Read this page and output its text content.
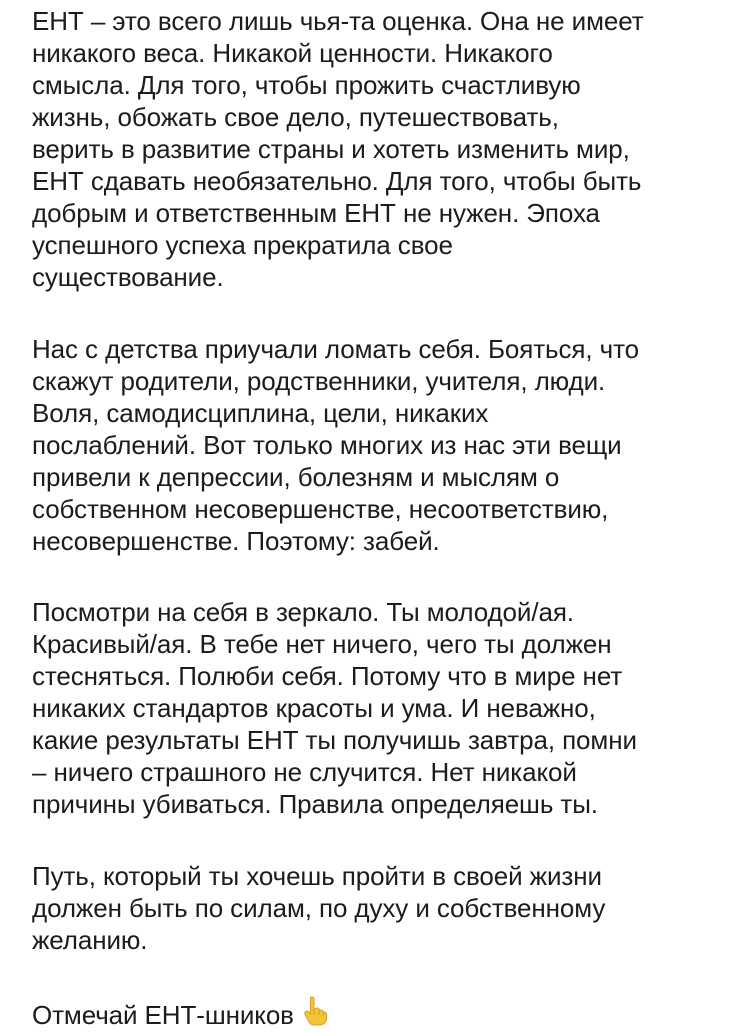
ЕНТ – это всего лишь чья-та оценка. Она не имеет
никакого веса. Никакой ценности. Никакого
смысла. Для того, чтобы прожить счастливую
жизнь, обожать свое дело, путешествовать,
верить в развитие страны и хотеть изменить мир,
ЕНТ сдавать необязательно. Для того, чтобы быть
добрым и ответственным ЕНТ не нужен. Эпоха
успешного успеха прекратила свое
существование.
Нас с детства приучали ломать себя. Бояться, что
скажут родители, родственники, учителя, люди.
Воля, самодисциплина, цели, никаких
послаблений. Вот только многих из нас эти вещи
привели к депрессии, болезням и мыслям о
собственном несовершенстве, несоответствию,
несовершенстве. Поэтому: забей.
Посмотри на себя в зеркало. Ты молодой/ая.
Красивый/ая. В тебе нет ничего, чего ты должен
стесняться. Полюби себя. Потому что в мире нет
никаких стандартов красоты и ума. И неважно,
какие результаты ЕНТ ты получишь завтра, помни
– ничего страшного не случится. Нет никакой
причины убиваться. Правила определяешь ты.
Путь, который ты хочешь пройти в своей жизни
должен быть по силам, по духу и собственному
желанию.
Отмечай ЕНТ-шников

——

_STATED TASK_.
Look through the entries above; copy every line holding the string "несовершенстве".

_SOLUTION TO THIS TASK_.
собственном несовершенстве, несоответствию,
несовершенстве. Поэтому: забей.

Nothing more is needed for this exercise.